MATERIALS PROVIDED:
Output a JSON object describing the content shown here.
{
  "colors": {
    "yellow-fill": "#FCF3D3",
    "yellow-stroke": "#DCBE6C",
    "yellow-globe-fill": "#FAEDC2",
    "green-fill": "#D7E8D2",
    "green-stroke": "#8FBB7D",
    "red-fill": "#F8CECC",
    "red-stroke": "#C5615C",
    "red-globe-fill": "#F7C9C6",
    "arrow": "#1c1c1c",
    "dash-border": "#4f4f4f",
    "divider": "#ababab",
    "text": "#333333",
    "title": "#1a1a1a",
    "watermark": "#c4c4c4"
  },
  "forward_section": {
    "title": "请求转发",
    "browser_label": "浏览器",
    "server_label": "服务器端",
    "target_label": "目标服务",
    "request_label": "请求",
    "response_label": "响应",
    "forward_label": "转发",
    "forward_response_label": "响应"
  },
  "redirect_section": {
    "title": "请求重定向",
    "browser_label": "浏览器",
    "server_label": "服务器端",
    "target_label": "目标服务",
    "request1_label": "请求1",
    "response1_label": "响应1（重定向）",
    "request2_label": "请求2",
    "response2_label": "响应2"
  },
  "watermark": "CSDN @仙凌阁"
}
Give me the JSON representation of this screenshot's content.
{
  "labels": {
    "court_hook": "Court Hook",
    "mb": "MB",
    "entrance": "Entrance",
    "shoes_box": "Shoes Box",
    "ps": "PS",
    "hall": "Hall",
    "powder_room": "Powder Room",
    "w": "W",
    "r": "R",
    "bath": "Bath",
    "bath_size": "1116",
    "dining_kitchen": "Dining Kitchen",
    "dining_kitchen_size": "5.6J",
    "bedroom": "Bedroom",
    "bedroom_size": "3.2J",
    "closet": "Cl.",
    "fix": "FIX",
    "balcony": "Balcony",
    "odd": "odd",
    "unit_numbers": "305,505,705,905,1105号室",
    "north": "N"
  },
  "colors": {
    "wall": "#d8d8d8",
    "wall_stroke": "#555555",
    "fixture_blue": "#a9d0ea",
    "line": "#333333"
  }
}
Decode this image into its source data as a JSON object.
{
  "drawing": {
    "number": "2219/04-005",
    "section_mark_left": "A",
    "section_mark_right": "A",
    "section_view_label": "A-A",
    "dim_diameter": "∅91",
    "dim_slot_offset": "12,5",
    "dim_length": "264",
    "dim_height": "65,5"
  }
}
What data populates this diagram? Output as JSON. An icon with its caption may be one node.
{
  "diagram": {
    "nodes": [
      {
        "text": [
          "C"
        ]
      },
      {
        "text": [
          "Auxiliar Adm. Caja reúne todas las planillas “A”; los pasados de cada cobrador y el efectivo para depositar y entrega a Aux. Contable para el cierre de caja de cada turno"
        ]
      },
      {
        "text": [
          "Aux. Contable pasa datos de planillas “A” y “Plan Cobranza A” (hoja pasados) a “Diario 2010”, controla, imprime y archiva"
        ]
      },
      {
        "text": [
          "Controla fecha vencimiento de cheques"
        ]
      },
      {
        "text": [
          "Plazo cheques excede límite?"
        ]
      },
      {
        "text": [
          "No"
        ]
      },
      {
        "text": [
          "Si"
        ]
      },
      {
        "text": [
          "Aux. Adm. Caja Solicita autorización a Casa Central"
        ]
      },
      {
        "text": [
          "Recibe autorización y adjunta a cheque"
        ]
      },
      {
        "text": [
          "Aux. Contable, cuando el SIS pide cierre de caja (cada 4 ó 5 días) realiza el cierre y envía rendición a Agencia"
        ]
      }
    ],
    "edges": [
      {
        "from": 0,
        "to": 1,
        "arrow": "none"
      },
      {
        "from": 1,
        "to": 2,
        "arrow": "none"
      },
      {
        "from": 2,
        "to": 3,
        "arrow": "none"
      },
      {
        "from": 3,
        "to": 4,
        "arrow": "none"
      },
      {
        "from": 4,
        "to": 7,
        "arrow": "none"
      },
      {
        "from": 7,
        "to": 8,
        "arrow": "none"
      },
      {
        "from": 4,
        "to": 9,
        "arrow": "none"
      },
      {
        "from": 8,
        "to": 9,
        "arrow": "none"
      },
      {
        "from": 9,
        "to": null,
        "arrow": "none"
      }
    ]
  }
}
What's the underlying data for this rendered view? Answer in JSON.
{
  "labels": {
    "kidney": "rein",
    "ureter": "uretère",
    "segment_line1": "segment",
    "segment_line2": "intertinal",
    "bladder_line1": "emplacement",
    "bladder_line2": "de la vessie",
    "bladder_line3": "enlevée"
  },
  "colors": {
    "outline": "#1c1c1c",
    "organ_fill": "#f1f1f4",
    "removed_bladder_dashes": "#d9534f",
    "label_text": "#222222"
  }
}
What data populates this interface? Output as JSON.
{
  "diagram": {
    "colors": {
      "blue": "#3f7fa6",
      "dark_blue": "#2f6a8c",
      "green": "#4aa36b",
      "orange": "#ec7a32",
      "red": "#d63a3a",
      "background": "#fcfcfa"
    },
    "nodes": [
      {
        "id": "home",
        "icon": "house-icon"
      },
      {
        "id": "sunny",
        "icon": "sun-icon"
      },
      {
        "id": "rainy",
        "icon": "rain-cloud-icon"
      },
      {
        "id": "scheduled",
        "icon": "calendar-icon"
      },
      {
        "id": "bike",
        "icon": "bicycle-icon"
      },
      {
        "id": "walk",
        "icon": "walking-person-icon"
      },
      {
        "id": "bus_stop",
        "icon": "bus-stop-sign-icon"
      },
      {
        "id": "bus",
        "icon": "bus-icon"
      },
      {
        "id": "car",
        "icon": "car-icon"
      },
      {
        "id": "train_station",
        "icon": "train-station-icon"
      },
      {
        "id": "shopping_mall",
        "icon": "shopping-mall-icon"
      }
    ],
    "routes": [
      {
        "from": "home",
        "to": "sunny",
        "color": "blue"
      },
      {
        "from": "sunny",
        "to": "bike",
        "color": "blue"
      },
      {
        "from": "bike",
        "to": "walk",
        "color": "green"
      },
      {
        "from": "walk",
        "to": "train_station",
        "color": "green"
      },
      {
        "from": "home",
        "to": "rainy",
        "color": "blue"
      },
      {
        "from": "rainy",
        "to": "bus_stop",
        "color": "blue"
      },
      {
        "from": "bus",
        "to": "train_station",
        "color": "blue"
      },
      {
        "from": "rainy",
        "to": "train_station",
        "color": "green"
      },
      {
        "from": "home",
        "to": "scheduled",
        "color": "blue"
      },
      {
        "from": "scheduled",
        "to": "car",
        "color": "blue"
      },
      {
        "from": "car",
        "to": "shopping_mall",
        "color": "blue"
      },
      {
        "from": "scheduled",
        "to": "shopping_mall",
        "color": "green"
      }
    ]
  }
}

GIVEN TASK: Would you restate each of the entries word for word?

RESULT FOR THIS EXERCISE:
Output a JSON object describing the content shown here.
{
  "colors": {
    "yellow-fill": "#FCF3D3",
    "yellow-stroke": "#DCBE6C",
    "yellow-globe-fill": "#FAEDC2",
    "green-fill": "#D7E8D2",
    "green-stroke": "#8FBB7D",
    "red-fill": "#F8CECC",
    "red-stroke": "#C5615C",
    "red-globe-fill": "#F7C9C6",
    "arrow": "#1c1c1c",
    "dash-border": "#4f4f4f",
    "divider": "#ababab",
    "text": "#333333",
    "title": "#1a1a1a",
    "watermark": "#c4c4c4"
  },
  "forward_section": {
    "title": "请求转发",
    "browser_label": "浏览器",
    "server_label": "服务器端",
    "target_label": "目标服务",
    "request_label": "请求",
    "response_label": "响应",
    "forward_label": "转发",
    "forward_response_label": "响应"
  },
  "redirect_section": {
    "title": "请求重定向",
    "browser_label": "浏览器",
    "server_label": "服务器端",
    "target_label": "目标服务",
    "request1_label": "请求1",
    "response1_label": "响应1（重定向）",
    "request2_label": "请求2",
    "response2_label": "响应2"
  },
  "watermark": "CSDN @仙凌阁"
}
Give me the JSON representation of this screenshot's content.
{
  "labels": {
    "court_hook": "Court Hook",
    "mb": "MB",
    "entrance": "Entrance",
    "shoes_box": "Shoes Box",
    "ps": "PS",
    "hall": "Hall",
    "powder_room": "Powder Room",
    "w": "W",
    "r": "R",
    "bath": "Bath",
    "bath_size": "1116",
    "dining_kitchen": "Dining Kitchen",
    "dining_kitchen_size": "5.6J",
    "bedroom": "Bedroom",
    "bedroom_size": "3.2J",
    "closet": "Cl.",
    "fix": "FIX",
    "balcony": "Balcony",
    "odd": "odd",
    "unit_numbers": "305,505,705,905,1105号室",
    "north": "N"
  },
  "colors": {
    "wall": "#d8d8d8",
    "wall_stroke": "#555555",
    "fixture_blue": "#a9d0ea",
    "line": "#333333"
  }
}
Decode this image into its source data as a JSON object.
{
  "drawing": {
    "number": "2219/04-005",
    "section_mark_left": "A",
    "section_mark_right": "A",
    "section_view_label": "A-A",
    "dim_diameter": "∅91",
    "dim_slot_offset": "12,5",
    "dim_length": "264",
    "dim_height": "65,5"
  }
}
What data populates this diagram? Output as JSON. An icon with its caption may be one node.
{
  "diagram": {
    "nodes": [
      {
        "text": [
          "C"
        ]
      },
      {
        "text": [
          "Auxiliar Adm. Caja reúne todas las planillas “A”; los pasados de cada cobrador y el efectivo para depositar y entrega a Aux. Contable para el cierre de caja de cada turno"
        ]
      },
      {
        "text": [
          "Aux. Contable pasa datos de planillas “A” y “Plan Cobranza A” (hoja pasados) a “Diario 2010”, controla, imprime y archiva"
        ]
      },
      {
        "text": [
          "Controla fecha vencimiento de cheques"
        ]
      },
      {
        "text": [
          "Plazo cheques excede límite?"
        ]
      },
      {
        "text": [
          "No"
        ]
      },
      {
        "text": [
          "Si"
        ]
      },
      {
        "text": [
          "Aux. Adm. Caja Solicita autorización a Casa Central"
        ]
      },
      {
        "text": [
          "Recibe autorización y adjunta a cheque"
        ]
      },
      {
        "text": [
          "Aux. Contable, cuando el SIS pide cierre de caja (cada 4 ó 5 días) realiza el cierre y envía rendición a Agencia"
        ]
      }
    ],
    "edges": [
      {
        "from": 0,
        "to": 1,
        "arrow": "none"
      },
      {
        "from": 1,
        "to": 2,
        "arrow": "none"
      },
      {
        "from": 2,
        "to": 3,
        "arrow": "none"
      },
      {
        "from": 3,
        "to": 4,
        "arrow": "none"
      },
      {
        "from": 4,
        "to": 7,
        "arrow": "none"
      },
      {
        "from": 7,
        "to": 8,
        "arrow": "none"
      },
      {
        "from": 4,
        "to": 9,
        "arrow": "none"
      },
      {
        "from": 8,
        "to": 9,
        "arrow": "none"
      },
      {
        "from": 9,
        "to": null,
        "arrow": "none"
      }
    ]
  }
}
What's the underlying data for this rendered view? Answer in JSON.
{
  "labels": {
    "kidney": "rein",
    "ureter": "uretère",
    "segment_line1": "segment",
    "segment_line2": "intertinal",
    "bladder_line1": "emplacement",
    "bladder_line2": "de la vessie",
    "bladder_line3": "enlevée"
  },
  "colors": {
    "outline": "#1c1c1c",
    "organ_fill": "#f1f1f4",
    "removed_bladder_dashes": "#d9534f",
    "label_text": "#222222"
  }
}
What data populates this interface? Output as JSON.
{
  "diagram": {
    "colors": {
      "blue": "#3f7fa6",
      "dark_blue": "#2f6a8c",
      "green": "#4aa36b",
      "orange": "#ec7a32",
      "red": "#d63a3a",
      "background": "#fcfcfa"
    },
    "nodes": [
      {
        "id": "home",
        "icon": "house-icon"
      },
      {
        "id": "sunny",
        "icon": "sun-icon"
      },
      {
        "id": "rainy",
        "icon": "rain-cloud-icon"
      },
      {
        "id": "scheduled",
        "icon": "calendar-icon"
      },
      {
        "id": "bike",
        "icon": "bicycle-icon"
      },
      {
        "id": "walk",
        "icon": "walking-person-icon"
      },
      {
        "id": "bus_stop",
        "icon": "bus-stop-sign-icon"
      },
      {
        "id": "bus",
        "icon": "bus-icon"
      },
      {
        "id": "car",
        "icon": "car-icon"
      },
      {
        "id": "train_station",
        "icon": "train-station-icon"
      },
      {
        "id": "shopping_mall",
        "icon": "shopping-mall-icon"
      }
    ],
    "routes": [
      {
        "from": "home",
        "to": "sunny",
        "color": "blue"
      },
      {
        "from": "sunny",
        "to": "bike",
        "color": "blue"
      },
      {
        "from": "bike",
        "to": "walk",
        "color": "green"
      },
      {
        "from": "walk",
        "to": "train_station",
        "color": "green"
      },
      {
        "from": "home",
        "to": "rainy",
        "color": "blue"
      },
      {
        "from": "rainy",
        "to": "bus_stop",
        "color": "blue"
      },
      {
        "from": "bus",
        "to": "train_station",
        "color": "blue"
      },
      {
        "from": "rainy",
        "to": "train_station",
        "color": "green"
      },
      {
        "from": "home",
        "to": "scheduled",
        "color": "blue"
      },
      {
        "from": "scheduled",
        "to": "car",
        "color": "blue"
      },
      {
        "from": "car",
        "to": "shopping_mall",
        "color": "blue"
      },
      {
        "from": "scheduled",
        "to": "shopping_mall",
        "color": "green"
      }
    ]
  }
}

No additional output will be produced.